• _Direction_: Restate each line word for word. Leave out every picture.

• _Extracted information_:

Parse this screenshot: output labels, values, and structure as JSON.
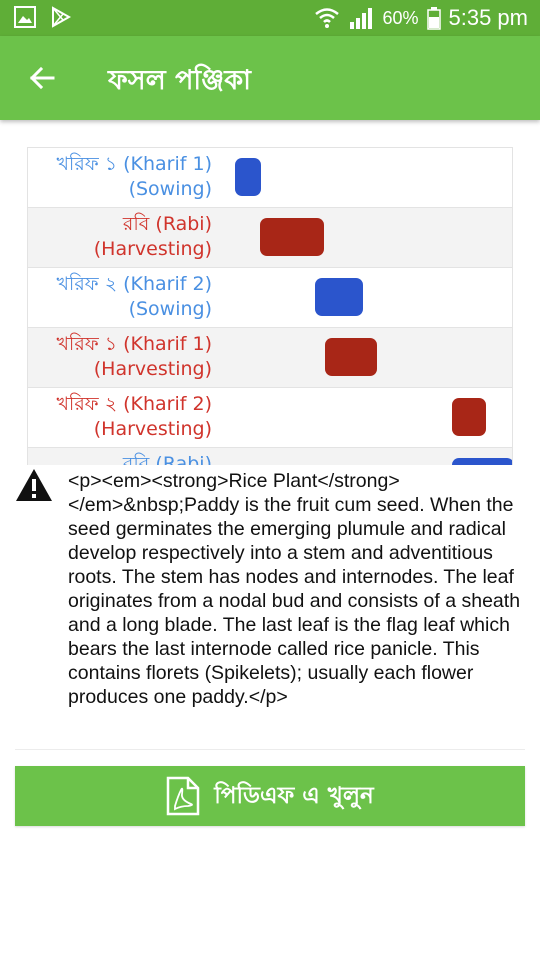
{
  "status_bar": {
    "battery": "60%",
    "time": "5:35 pm",
    "icons": [
      "gallery-icon",
      "play-store-icon",
      "wifi-icon",
      "signal-icon",
      "battery-icon"
    ]
  },
  "app_bar": {
    "title": "ফসল পঞ্জিকা",
    "back_icon": "arrow-left-icon"
  },
  "calendar": {
    "colors": {
      "sowing": "#4a90e2",
      "harvesting": "#d0342c",
      "sowing_bar": "#2b55cc",
      "harvesting_bar": "#a82617"
    },
    "rows": [
      {
        "line1": "খরিফ ১ (Kharif 1)",
        "line2": "(Sowing)",
        "kind": "sowing"
      },
      {
        "line1": "রবি (Rabi)",
        "line2": "(Harvesting)",
        "kind": "harvesting"
      },
      {
        "line1": "খরিফ ২ (Kharif 2)",
        "line2": "(Sowing)",
        "kind": "sowing"
      },
      {
        "line1": "খরিফ ১ (Kharif 1)",
        "line2": "(Harvesting)",
        "kind": "harvesting"
      },
      {
        "line1": "খরিফ ২ (Kharif 2)",
        "line2": "(Harvesting)",
        "kind": "harvesting"
      },
      {
        "line1": "রবি (Rabi)",
        "line2": "",
        "kind": "sowing"
      }
    ]
  },
  "description": {
    "icon": "warning-icon",
    "text": "<p><em><strong>Rice Plant</strong></em>&nbsp;Paddy is the fruit cum seed. When the seed germinates the emerging plumule and radical develop respectively into a stem and adventitious roots. The stem has nodes and internodes. The leaf originates from a nodal bud and consists of a sheath and a long blade. The last leaf is the flag leaf which bears the last internode called rice panicle. This contains florets (Spikelets); usually each flower produces one paddy.</p>"
  },
  "pdf_button": {
    "label": "পিডিএফ এ খুলুন",
    "icon": "pdf-file-icon"
  }
}
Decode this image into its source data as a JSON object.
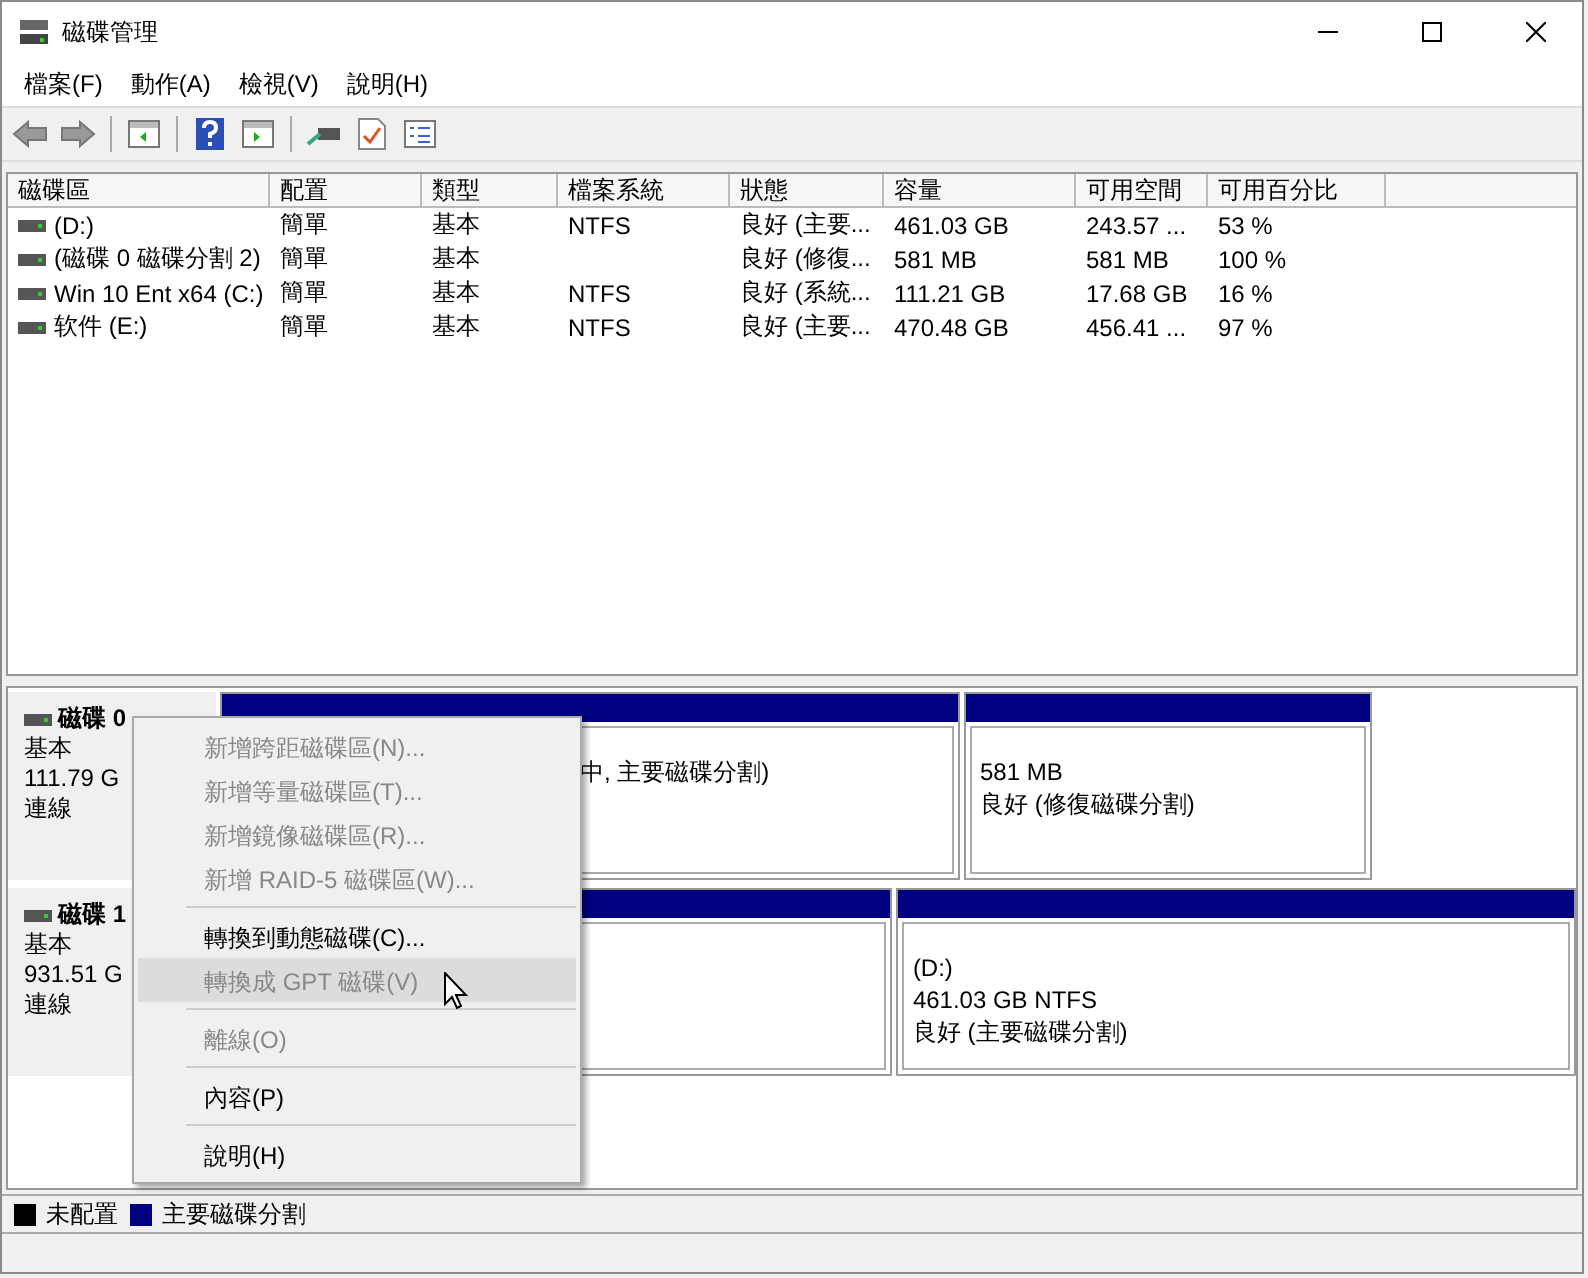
{
  "window": {
    "title": "磁碟管理"
  },
  "menu": [
    "檔案(F)",
    "動作(A)",
    "檢視(V)",
    "說明(H)"
  ],
  "table": {
    "columns": [
      "磁碟區",
      "配置",
      "類型",
      "檔案系統",
      "狀態",
      "容量",
      "可用空間",
      "可用百分比"
    ],
    "rows": [
      [
        "(D:)",
        "簡單",
        "基本",
        "NTFS",
        "良好 (主要...",
        "461.03 GB",
        "243.57 ...",
        "53 %"
      ],
      [
        "(磁碟 0 磁碟分割 2)",
        "簡單",
        "基本",
        "",
        "良好 (修復...",
        "581 MB",
        "581 MB",
        "100 %"
      ],
      [
        "Win 10 Ent x64 (C:)",
        "簡單",
        "基本",
        "NTFS",
        "良好 (系統...",
        "111.21 GB",
        "17.68 GB",
        "16 %"
      ],
      [
        "软件 (E:)",
        "簡單",
        "基本",
        "NTFS",
        "良好 (主要...",
        "470.48 GB",
        "456.41 ...",
        "97 %"
      ]
    ]
  },
  "disks": [
    {
      "name": "磁碟 0",
      "type": "基本",
      "size": "111.79 G",
      "status": "連線",
      "partitions": [
        {
          "kind": "primary",
          "lines": [
            "中, 主要磁碟分割)"
          ]
        },
        {
          "kind": "primary",
          "lines": [
            "581 MB",
            "良好 (修復磁碟分割)"
          ]
        }
      ]
    },
    {
      "name": "磁碟 1",
      "type": "基本",
      "size": "931.51 G",
      "status": "連線",
      "partitions": [
        {
          "kind": "primary"
        },
        {
          "kind": "primary",
          "lines": [
            "(D:)",
            "461.03 GB NTFS",
            "良好 (主要磁碟分割)"
          ]
        }
      ]
    }
  ],
  "legend": [
    {
      "label": "未配置",
      "color": "#000000"
    },
    {
      "label": "主要磁碟分割",
      "color": "#000080"
    }
  ],
  "context_menu": [
    {
      "kind": "item",
      "label": "新增跨距磁碟區(N)...",
      "disabled": true,
      "selected": false
    },
    {
      "kind": "item",
      "label": "新增等量磁碟區(T)...",
      "disabled": true,
      "selected": false
    },
    {
      "kind": "item",
      "label": "新增鏡像磁碟區(R)...",
      "disabled": true,
      "selected": false
    },
    {
      "kind": "item",
      "label": "新增 RAID-5 磁碟區(W)...",
      "disabled": true,
      "selected": false
    },
    {
      "kind": "separator"
    },
    {
      "kind": "item",
      "label": "轉換到動態磁碟(C)...",
      "disabled": false,
      "selected": false
    },
    {
      "kind": "item",
      "label": "轉換成 GPT 磁碟(V)",
      "disabled": true,
      "selected": true
    },
    {
      "kind": "separator"
    },
    {
      "kind": "item",
      "label": "離線(O)",
      "disabled": true,
      "selected": false
    },
    {
      "kind": "separator"
    },
    {
      "kind": "item",
      "label": "內容(P)",
      "disabled": false,
      "selected": false
    },
    {
      "kind": "separator"
    },
    {
      "kind": "item",
      "label": "說明(H)",
      "disabled": false,
      "selected": false
    }
  ]
}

• _Task solution_:
Parse this screenshot: output labels, values, and structure as JSON.
{
  "status_bar": {
    "battery": "60%",
    "time": "5:35 pm",
    "icons": [
      "gallery-icon",
      "play-store-icon",
      "wifi-icon",
      "signal-icon",
      "battery-icon"
    ]
  },
  "app_bar": {
    "title": "ফসল পঞ্জিকা",
    "back_icon": "arrow-left-icon"
  },
  "calendar": {
    "colors": {
      "sowing": "#4a90e2",
      "harvesting": "#d0342c",
      "sowing_bar": "#2b55cc",
      "harvesting_bar": "#a82617"
    },
    "rows": [
      {
        "line1": "খরিফ ১ (Kharif 1)",
        "line2": "(Sowing)",
        "kind": "sowing"
      },
      {
        "line1": "রবি (Rabi)",
        "line2": "(Harvesting)",
        "kind": "harvesting"
      },
      {
        "line1": "খরিফ ২ (Kharif 2)",
        "line2": "(Sowing)",
        "kind": "sowing"
      },
      {
        "line1": "খরিফ ১ (Kharif 1)",
        "line2": "(Harvesting)",
        "kind": "harvesting"
      },
      {
        "line1": "খরিফ ২ (Kharif 2)",
        "line2": "(Harvesting)",
        "kind": "harvesting"
      },
      {
        "line1": "রবি (Rabi)",
        "line2": "",
        "kind": "sowing"
      }
    ]
  },
  "description": {
    "icon": "warning-icon",
    "text": "<p><em><strong>Rice Plant</strong></em>&nbsp;Paddy is the fruit cum seed. When the seed germinates the emerging plumule and radical develop respectively into a stem and adventitious roots. The stem has nodes and internodes. The leaf originates from a nodal bud and consists of a sheath and a long blade. The last leaf is the flag leaf which bears the last internode called rice panicle. This contains florets (Spikelets); usually each flower produces one paddy.</p>"
  },
  "pdf_button": {
    "label": "পিডিএফ এ খুলুন",
    "icon": "pdf-file-icon"
  }
}
Decode this image into its source data as a JSON object.
{
  "window": {
    "title": "磁碟管理"
  },
  "menu": [
    "檔案(F)",
    "動作(A)",
    "檢視(V)",
    "說明(H)"
  ],
  "table": {
    "columns": [
      "磁碟區",
      "配置",
      "類型",
      "檔案系統",
      "狀態",
      "容量",
      "可用空間",
      "可用百分比"
    ],
    "rows": [
      [
        "(D:)",
        "簡單",
        "基本",
        "NTFS",
        "良好 (主要...",
        "461.03 GB",
        "243.57 ...",
        "53 %"
      ],
      [
        "(磁碟 0 磁碟分割 2)",
        "簡單",
        "基本",
        "",
        "良好 (修復...",
        "581 MB",
        "581 MB",
        "100 %"
      ],
      [
        "Win 10 Ent x64 (C:)",
        "簡單",
        "基本",
        "NTFS",
        "良好 (系統...",
        "111.21 GB",
        "17.68 GB",
        "16 %"
      ],
      [
        "软件 (E:)",
        "簡單",
        "基本",
        "NTFS",
        "良好 (主要...",
        "470.48 GB",
        "456.41 ...",
        "97 %"
      ]
    ]
  },
  "disks": [
    {
      "name": "磁碟 0",
      "type": "基本",
      "size": "111.79 G",
      "status": "連線",
      "partitions": [
        {
          "kind": "primary",
          "lines": [
            "中, 主要磁碟分割)"
          ]
        },
        {
          "kind": "primary",
          "lines": [
            "581 MB",
            "良好 (修復磁碟分割)"
          ]
        }
      ]
    },
    {
      "name": "磁碟 1",
      "type": "基本",
      "size": "931.51 G",
      "status": "連線",
      "partitions": [
        {
          "kind": "primary"
        },
        {
          "kind": "primary",
          "lines": [
            "(D:)",
            "461.03 GB NTFS",
            "良好 (主要磁碟分割)"
          ]
        }
      ]
    }
  ],
  "legend": [
    {
      "label": "未配置",
      "color": "#000000"
    },
    {
      "label": "主要磁碟分割",
      "color": "#000080"
    }
  ],
  "context_menu": [
    {
      "kind": "item",
      "label": "新增跨距磁碟區(N)...",
      "disabled": true,
      "selected": false
    },
    {
      "kind": "item",
      "label": "新增等量磁碟區(T)...",
      "disabled": true,
      "selected": false
    },
    {
      "kind": "item",
      "label": "新增鏡像磁碟區(R)...",
      "disabled": true,
      "selected": false
    },
    {
      "kind": "item",
      "label": "新增 RAID-5 磁碟區(W)...",
      "disabled": true,
      "selected": false
    },
    {
      "kind": "separator"
    },
    {
      "kind": "item",
      "label": "轉換到動態磁碟(C)...",
      "disabled": false,
      "selected": false
    },
    {
      "kind": "item",
      "label": "轉換成 GPT 磁碟(V)",
      "disabled": true,
      "selected": true
    },
    {
      "kind": "separator"
    },
    {
      "kind": "item",
      "label": "離線(O)",
      "disabled": true,
      "selected": false
    },
    {
      "kind": "separator"
    },
    {
      "kind": "item",
      "label": "內容(P)",
      "disabled": false,
      "selected": false
    },
    {
      "kind": "separator"
    },
    {
      "kind": "item",
      "label": "說明(H)",
      "disabled": false,
      "selected": false
    }
  ]
}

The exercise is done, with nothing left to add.